## What the exercise asks
Find every line of the listing below where "your" appears, and copy it.

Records
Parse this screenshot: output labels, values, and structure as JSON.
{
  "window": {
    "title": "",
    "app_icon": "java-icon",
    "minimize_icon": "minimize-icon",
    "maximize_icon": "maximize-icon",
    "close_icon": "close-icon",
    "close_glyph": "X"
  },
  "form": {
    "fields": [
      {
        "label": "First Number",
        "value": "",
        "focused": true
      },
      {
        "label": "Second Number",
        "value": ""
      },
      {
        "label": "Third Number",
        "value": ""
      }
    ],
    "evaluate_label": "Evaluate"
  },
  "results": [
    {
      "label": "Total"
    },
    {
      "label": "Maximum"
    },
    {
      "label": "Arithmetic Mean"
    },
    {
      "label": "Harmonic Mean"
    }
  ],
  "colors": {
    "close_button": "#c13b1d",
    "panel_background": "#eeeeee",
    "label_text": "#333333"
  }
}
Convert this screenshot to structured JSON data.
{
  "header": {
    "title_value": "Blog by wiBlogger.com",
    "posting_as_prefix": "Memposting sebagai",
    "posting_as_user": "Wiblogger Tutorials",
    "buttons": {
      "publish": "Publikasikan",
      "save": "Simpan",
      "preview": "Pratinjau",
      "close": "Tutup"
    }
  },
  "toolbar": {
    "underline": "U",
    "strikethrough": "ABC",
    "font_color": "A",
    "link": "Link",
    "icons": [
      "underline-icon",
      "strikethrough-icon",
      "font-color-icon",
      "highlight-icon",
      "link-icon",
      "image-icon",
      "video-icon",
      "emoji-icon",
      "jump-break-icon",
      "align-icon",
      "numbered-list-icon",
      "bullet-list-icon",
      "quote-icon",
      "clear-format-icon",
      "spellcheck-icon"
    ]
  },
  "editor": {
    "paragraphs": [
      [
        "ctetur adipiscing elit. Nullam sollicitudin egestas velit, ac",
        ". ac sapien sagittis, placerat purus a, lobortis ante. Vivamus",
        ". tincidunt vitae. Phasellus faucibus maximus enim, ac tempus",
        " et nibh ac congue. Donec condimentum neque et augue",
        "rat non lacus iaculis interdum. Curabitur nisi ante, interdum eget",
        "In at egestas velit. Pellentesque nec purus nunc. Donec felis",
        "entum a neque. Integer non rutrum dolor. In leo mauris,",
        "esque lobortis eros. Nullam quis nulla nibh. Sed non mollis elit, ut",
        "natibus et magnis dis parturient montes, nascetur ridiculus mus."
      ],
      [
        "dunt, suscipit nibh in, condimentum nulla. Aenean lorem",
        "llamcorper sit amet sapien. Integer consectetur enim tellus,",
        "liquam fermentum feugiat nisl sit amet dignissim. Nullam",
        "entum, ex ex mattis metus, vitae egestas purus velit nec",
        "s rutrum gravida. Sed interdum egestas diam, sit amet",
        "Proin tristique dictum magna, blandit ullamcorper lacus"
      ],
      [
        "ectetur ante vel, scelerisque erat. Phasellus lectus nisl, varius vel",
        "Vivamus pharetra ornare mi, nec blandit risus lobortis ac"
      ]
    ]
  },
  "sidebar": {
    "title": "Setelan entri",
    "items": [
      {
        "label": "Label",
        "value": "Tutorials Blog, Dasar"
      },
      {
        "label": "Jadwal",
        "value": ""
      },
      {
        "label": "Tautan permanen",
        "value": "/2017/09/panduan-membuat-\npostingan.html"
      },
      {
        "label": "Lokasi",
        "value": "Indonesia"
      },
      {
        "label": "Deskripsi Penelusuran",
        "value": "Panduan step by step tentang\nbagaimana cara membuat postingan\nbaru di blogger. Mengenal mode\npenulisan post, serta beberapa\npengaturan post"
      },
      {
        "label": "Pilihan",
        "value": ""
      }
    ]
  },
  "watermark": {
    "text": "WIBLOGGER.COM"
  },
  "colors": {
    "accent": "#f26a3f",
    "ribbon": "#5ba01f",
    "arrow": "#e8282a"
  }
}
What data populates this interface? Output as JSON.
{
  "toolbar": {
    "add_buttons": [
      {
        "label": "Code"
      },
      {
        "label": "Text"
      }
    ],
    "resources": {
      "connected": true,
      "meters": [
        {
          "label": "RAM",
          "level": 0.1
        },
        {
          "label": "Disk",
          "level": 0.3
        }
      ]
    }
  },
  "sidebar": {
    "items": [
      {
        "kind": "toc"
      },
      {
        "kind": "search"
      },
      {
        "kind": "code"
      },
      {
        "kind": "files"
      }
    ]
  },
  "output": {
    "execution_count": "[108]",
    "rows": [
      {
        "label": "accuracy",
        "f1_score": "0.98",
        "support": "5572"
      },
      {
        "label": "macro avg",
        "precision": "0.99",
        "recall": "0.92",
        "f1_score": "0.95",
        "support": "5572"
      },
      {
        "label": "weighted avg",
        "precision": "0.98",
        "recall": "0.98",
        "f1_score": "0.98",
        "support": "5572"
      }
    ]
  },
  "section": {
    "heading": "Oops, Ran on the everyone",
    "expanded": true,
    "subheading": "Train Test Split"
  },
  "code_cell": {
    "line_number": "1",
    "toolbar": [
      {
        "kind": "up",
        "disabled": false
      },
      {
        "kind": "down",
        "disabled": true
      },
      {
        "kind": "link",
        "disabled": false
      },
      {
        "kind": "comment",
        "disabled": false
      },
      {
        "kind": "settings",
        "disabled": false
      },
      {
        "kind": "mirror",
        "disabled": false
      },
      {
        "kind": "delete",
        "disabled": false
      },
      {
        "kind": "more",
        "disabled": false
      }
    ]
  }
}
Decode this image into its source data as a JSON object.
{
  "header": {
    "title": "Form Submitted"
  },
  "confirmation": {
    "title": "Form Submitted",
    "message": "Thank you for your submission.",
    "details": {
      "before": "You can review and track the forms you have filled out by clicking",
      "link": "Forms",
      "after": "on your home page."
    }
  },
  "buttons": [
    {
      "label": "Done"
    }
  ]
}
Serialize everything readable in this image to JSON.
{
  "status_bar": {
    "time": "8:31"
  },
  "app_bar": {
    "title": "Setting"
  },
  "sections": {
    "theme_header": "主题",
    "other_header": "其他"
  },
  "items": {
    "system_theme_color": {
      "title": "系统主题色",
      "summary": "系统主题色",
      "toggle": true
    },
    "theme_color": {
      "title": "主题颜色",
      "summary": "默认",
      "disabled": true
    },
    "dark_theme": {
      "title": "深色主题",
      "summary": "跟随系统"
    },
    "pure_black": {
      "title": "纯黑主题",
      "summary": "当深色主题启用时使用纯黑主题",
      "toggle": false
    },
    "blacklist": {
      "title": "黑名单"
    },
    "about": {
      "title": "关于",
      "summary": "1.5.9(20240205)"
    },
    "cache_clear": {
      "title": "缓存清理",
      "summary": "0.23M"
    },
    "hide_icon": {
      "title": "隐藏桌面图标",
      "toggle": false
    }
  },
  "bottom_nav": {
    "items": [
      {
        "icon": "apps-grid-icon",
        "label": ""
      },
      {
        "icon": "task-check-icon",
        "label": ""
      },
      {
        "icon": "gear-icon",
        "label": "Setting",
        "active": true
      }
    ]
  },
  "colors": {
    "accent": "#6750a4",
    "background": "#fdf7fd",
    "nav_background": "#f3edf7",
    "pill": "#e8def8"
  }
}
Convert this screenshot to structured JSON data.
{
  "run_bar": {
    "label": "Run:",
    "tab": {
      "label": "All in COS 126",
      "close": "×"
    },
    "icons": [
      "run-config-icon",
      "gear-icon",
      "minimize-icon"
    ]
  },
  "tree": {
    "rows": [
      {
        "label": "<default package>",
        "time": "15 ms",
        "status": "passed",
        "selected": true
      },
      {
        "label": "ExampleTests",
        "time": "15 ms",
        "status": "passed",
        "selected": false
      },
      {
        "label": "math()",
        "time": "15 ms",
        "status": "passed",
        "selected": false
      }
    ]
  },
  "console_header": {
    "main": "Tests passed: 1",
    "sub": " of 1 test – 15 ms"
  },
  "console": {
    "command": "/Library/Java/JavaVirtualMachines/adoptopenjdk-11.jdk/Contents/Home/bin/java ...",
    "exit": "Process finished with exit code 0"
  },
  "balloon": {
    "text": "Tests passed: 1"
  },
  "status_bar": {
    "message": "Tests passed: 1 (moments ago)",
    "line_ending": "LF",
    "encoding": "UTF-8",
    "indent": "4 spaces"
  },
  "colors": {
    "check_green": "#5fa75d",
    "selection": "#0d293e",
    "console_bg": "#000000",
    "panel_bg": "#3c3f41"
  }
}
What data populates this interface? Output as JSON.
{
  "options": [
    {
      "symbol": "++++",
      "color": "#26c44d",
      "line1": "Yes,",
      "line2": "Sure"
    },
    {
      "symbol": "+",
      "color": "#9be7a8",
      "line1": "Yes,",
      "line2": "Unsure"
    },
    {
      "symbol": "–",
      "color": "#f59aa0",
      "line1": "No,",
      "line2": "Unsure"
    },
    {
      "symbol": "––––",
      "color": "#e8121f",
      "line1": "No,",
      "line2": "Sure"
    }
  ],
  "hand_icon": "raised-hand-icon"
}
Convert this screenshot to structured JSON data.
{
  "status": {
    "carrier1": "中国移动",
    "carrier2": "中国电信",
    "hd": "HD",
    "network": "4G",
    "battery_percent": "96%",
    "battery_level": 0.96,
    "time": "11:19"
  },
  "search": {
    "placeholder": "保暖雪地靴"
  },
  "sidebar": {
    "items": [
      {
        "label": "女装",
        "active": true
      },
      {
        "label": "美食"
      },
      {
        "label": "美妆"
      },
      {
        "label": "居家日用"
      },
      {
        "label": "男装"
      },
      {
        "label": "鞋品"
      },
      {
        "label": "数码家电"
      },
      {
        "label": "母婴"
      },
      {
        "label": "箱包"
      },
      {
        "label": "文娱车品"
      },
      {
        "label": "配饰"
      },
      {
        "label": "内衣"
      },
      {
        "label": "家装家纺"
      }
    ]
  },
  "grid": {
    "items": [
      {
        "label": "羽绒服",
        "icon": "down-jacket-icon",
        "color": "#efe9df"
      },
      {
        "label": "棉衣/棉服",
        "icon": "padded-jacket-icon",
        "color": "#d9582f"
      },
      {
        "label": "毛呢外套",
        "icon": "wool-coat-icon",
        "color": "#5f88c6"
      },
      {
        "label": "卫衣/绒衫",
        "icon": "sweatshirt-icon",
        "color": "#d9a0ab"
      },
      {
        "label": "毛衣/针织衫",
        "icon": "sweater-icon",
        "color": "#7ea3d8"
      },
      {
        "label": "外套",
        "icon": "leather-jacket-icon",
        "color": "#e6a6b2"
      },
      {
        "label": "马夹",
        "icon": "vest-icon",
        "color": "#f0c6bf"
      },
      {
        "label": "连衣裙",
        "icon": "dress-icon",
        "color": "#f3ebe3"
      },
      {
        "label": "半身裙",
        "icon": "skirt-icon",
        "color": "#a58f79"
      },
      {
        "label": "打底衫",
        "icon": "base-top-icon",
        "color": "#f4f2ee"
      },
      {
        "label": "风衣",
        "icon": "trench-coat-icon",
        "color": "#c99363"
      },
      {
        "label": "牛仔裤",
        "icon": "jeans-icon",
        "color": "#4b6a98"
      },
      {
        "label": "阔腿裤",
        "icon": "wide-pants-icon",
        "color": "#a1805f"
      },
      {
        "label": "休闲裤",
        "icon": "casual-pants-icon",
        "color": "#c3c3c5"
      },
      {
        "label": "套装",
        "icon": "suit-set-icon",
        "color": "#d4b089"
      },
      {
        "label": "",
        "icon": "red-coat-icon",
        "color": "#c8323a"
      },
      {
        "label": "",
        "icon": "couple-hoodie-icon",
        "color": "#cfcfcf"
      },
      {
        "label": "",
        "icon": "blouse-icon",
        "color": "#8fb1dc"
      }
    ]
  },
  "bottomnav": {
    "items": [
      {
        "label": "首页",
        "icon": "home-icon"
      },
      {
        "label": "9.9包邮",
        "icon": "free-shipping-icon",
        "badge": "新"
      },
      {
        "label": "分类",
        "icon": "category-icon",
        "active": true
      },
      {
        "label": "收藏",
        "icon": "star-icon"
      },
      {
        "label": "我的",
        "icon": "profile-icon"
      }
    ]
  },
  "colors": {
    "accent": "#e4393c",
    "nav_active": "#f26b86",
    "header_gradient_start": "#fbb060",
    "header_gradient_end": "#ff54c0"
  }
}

## Answer
    "message": "Thank you for your submission.",
      "after": "on your home page."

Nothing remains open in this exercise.